* **EXERCISE DIRECTIONS**: Please quote every line word for word.

— start of EXERCISE DATA —

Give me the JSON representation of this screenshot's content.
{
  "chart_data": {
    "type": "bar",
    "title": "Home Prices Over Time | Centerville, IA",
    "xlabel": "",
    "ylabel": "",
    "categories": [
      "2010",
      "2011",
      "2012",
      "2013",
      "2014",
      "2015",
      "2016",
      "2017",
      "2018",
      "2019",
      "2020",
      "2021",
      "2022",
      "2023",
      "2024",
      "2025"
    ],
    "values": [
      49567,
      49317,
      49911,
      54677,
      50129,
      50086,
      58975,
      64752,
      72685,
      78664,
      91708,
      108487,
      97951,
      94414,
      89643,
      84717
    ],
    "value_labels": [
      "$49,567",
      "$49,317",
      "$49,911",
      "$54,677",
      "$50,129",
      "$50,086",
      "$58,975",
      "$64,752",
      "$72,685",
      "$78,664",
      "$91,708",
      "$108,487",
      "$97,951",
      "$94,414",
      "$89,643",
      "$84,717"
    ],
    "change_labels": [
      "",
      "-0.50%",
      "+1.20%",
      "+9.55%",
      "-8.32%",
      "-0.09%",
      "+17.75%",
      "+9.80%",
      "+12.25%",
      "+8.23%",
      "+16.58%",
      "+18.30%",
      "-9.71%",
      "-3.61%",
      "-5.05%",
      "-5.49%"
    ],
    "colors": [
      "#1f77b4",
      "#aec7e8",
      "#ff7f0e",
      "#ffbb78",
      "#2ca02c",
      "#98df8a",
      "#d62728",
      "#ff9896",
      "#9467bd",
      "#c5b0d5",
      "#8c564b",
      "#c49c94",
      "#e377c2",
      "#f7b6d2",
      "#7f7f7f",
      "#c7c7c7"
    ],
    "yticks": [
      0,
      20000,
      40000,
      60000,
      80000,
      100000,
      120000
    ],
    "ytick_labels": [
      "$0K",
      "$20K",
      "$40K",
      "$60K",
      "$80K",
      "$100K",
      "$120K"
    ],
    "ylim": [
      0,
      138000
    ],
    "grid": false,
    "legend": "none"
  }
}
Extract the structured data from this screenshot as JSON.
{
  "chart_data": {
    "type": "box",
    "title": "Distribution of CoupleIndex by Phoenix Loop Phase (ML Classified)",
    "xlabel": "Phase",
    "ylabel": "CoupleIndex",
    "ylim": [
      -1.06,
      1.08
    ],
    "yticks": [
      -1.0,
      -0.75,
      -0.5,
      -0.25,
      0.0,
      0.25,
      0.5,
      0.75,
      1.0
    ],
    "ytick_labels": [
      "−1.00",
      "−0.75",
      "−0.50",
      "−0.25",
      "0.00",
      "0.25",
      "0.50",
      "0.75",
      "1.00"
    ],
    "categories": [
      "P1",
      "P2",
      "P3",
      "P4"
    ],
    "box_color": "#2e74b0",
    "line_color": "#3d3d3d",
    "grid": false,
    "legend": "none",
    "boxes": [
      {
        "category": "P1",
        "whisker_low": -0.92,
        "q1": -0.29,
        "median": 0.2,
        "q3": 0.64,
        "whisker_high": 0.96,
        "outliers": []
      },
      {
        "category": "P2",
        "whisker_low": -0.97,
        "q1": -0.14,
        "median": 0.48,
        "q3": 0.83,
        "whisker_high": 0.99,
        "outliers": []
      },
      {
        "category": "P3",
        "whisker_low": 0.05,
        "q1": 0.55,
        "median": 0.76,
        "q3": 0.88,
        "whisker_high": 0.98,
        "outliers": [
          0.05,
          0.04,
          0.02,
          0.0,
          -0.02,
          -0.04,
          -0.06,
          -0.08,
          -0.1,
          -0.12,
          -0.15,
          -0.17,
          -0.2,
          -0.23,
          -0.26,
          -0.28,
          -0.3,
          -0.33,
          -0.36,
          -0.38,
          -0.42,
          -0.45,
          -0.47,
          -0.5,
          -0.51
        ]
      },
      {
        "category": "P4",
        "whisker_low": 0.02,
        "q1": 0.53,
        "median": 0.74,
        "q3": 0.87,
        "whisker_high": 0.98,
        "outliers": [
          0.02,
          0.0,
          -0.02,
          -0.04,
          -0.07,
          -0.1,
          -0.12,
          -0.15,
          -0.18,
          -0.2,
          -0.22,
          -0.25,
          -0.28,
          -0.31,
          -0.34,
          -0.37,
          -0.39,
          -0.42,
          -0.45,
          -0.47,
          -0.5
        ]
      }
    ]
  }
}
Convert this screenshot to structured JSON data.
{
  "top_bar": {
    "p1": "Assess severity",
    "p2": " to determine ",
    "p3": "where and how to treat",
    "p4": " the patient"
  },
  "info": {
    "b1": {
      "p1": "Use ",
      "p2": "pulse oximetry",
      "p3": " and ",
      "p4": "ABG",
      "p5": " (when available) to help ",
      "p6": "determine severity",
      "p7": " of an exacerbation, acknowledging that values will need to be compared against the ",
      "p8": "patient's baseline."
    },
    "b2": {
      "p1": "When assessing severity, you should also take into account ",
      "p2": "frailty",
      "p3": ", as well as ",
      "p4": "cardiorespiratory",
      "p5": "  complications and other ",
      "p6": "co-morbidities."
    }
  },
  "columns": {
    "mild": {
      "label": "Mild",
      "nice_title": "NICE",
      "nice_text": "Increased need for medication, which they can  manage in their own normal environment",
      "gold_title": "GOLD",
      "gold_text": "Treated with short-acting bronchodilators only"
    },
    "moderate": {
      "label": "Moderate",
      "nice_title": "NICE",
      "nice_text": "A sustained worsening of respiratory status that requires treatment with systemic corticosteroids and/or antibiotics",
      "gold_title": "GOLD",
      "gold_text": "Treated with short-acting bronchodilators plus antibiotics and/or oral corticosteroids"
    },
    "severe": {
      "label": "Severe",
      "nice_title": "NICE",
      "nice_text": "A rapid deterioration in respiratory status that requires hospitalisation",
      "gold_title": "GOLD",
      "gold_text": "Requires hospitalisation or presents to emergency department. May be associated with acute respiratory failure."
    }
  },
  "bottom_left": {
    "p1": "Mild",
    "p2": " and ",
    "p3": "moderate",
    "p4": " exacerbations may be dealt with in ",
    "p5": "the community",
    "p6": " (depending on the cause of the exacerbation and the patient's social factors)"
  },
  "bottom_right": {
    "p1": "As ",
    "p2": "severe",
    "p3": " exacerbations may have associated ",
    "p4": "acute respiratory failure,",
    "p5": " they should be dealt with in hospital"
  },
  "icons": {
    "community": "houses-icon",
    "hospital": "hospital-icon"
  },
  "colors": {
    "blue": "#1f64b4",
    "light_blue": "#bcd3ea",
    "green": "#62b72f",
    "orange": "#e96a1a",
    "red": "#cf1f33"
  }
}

— end of EXERCISE DATA —

* **CORRECT RESULT**:
Give me the JSON representation of this screenshot's content.
{
  "chart_data": {
    "type": "bar",
    "title": "Home Prices Over Time | Centerville, IA",
    "xlabel": "",
    "ylabel": "",
    "categories": [
      "2010",
      "2011",
      "2012",
      "2013",
      "2014",
      "2015",
      "2016",
      "2017",
      "2018",
      "2019",
      "2020",
      "2021",
      "2022",
      "2023",
      "2024",
      "2025"
    ],
    "values": [
      49567,
      49317,
      49911,
      54677,
      50129,
      50086,
      58975,
      64752,
      72685,
      78664,
      91708,
      108487,
      97951,
      94414,
      89643,
      84717
    ],
    "value_labels": [
      "$49,567",
      "$49,317",
      "$49,911",
      "$54,677",
      "$50,129",
      "$50,086",
      "$58,975",
      "$64,752",
      "$72,685",
      "$78,664",
      "$91,708",
      "$108,487",
      "$97,951",
      "$94,414",
      "$89,643",
      "$84,717"
    ],
    "change_labels": [
      "",
      "-0.50%",
      "+1.20%",
      "+9.55%",
      "-8.32%",
      "-0.09%",
      "+17.75%",
      "+9.80%",
      "+12.25%",
      "+8.23%",
      "+16.58%",
      "+18.30%",
      "-9.71%",
      "-3.61%",
      "-5.05%",
      "-5.49%"
    ],
    "colors": [
      "#1f77b4",
      "#aec7e8",
      "#ff7f0e",
      "#ffbb78",
      "#2ca02c",
      "#98df8a",
      "#d62728",
      "#ff9896",
      "#9467bd",
      "#c5b0d5",
      "#8c564b",
      "#c49c94",
      "#e377c2",
      "#f7b6d2",
      "#7f7f7f",
      "#c7c7c7"
    ],
    "yticks": [
      0,
      20000,
      40000,
      60000,
      80000,
      100000,
      120000
    ],
    "ytick_labels": [
      "$0K",
      "$20K",
      "$40K",
      "$60K",
      "$80K",
      "$100K",
      "$120K"
    ],
    "ylim": [
      0,
      138000
    ],
    "grid": false,
    "legend": "none"
  }
}
Extract the structured data from this screenshot as JSON.
{
  "chart_data": {
    "type": "box",
    "title": "Distribution of CoupleIndex by Phoenix Loop Phase (ML Classified)",
    "xlabel": "Phase",
    "ylabel": "CoupleIndex",
    "ylim": [
      -1.06,
      1.08
    ],
    "yticks": [
      -1.0,
      -0.75,
      -0.5,
      -0.25,
      0.0,
      0.25,
      0.5,
      0.75,
      1.0
    ],
    "ytick_labels": [
      "−1.00",
      "−0.75",
      "−0.50",
      "−0.25",
      "0.00",
      "0.25",
      "0.50",
      "0.75",
      "1.00"
    ],
    "categories": [
      "P1",
      "P2",
      "P3",
      "P4"
    ],
    "box_color": "#2e74b0",
    "line_color": "#3d3d3d",
    "grid": false,
    "legend": "none",
    "boxes": [
      {
        "category": "P1",
        "whisker_low": -0.92,
        "q1": -0.29,
        "median": 0.2,
        "q3": 0.64,
        "whisker_high": 0.96,
        "outliers": []
      },
      {
        "category": "P2",
        "whisker_low": -0.97,
        "q1": -0.14,
        "median": 0.48,
        "q3": 0.83,
        "whisker_high": 0.99,
        "outliers": []
      },
      {
        "category": "P3",
        "whisker_low": 0.05,
        "q1": 0.55,
        "median": 0.76,
        "q3": 0.88,
        "whisker_high": 0.98,
        "outliers": [
          0.05,
          0.04,
          0.02,
          0.0,
          -0.02,
          -0.04,
          -0.06,
          -0.08,
          -0.1,
          -0.12,
          -0.15,
          -0.17,
          -0.2,
          -0.23,
          -0.26,
          -0.28,
          -0.3,
          -0.33,
          -0.36,
          -0.38,
          -0.42,
          -0.45,
          -0.47,
          -0.5,
          -0.51
        ]
      },
      {
        "category": "P4",
        "whisker_low": 0.02,
        "q1": 0.53,
        "median": 0.74,
        "q3": 0.87,
        "whisker_high": 0.98,
        "outliers": [
          0.02,
          0.0,
          -0.02,
          -0.04,
          -0.07,
          -0.1,
          -0.12,
          -0.15,
          -0.18,
          -0.2,
          -0.22,
          -0.25,
          -0.28,
          -0.31,
          -0.34,
          -0.37,
          -0.39,
          -0.42,
          -0.45,
          -0.47,
          -0.5
        ]
      }
    ]
  }
}
Convert this screenshot to structured JSON data.
{
  "top_bar": {
    "p1": "Assess severity",
    "p2": " to determine ",
    "p3": "where and how to treat",
    "p4": " the patient"
  },
  "info": {
    "b1": {
      "p1": "Use ",
      "p2": "pulse oximetry",
      "p3": " and ",
      "p4": "ABG",
      "p5": " (when available) to help ",
      "p6": "determine severity",
      "p7": " of an exacerbation, acknowledging that values will need to be compared against the ",
      "p8": "patient's baseline."
    },
    "b2": {
      "p1": "When assessing severity, you should also take into account ",
      "p2": "frailty",
      "p3": ", as well as ",
      "p4": "cardiorespiratory",
      "p5": "  complications and other ",
      "p6": "co-morbidities."
    }
  },
  "columns": {
    "mild": {
      "label": "Mild",
      "nice_title": "NICE",
      "nice_text": "Increased need for medication, which they can  manage in their own normal environment",
      "gold_title": "GOLD",
      "gold_text": "Treated with short-acting bronchodilators only"
    },
    "moderate": {
      "label": "Moderate",
      "nice_title": "NICE",
      "nice_text": "A sustained worsening of respiratory status that requires treatment with systemic corticosteroids and/or antibiotics",
      "gold_title": "GOLD",
      "gold_text": "Treated with short-acting bronchodilators plus antibiotics and/or oral corticosteroids"
    },
    "severe": {
      "label": "Severe",
      "nice_title": "NICE",
      "nice_text": "A rapid deterioration in respiratory status that requires hospitalisation",
      "gold_title": "GOLD",
      "gold_text": "Requires hospitalisation or presents to emergency department. May be associated with acute respiratory failure."
    }
  },
  "bottom_left": {
    "p1": "Mild",
    "p2": " and ",
    "p3": "moderate",
    "p4": " exacerbations may be dealt with in ",
    "p5": "the community",
    "p6": " (depending on the cause of the exacerbation and the patient's social factors)"
  },
  "bottom_right": {
    "p1": "As ",
    "p2": "severe",
    "p3": " exacerbations may have associated ",
    "p4": "acute respiratory failure,",
    "p5": " they should be dealt with in hospital"
  },
  "icons": {
    "community": "houses-icon",
    "hospital": "hospital-icon"
  },
  "colors": {
    "blue": "#1f64b4",
    "light_blue": "#bcd3ea",
    "green": "#62b72f",
    "orange": "#e96a1a",
    "red": "#cf1f33"
  }
}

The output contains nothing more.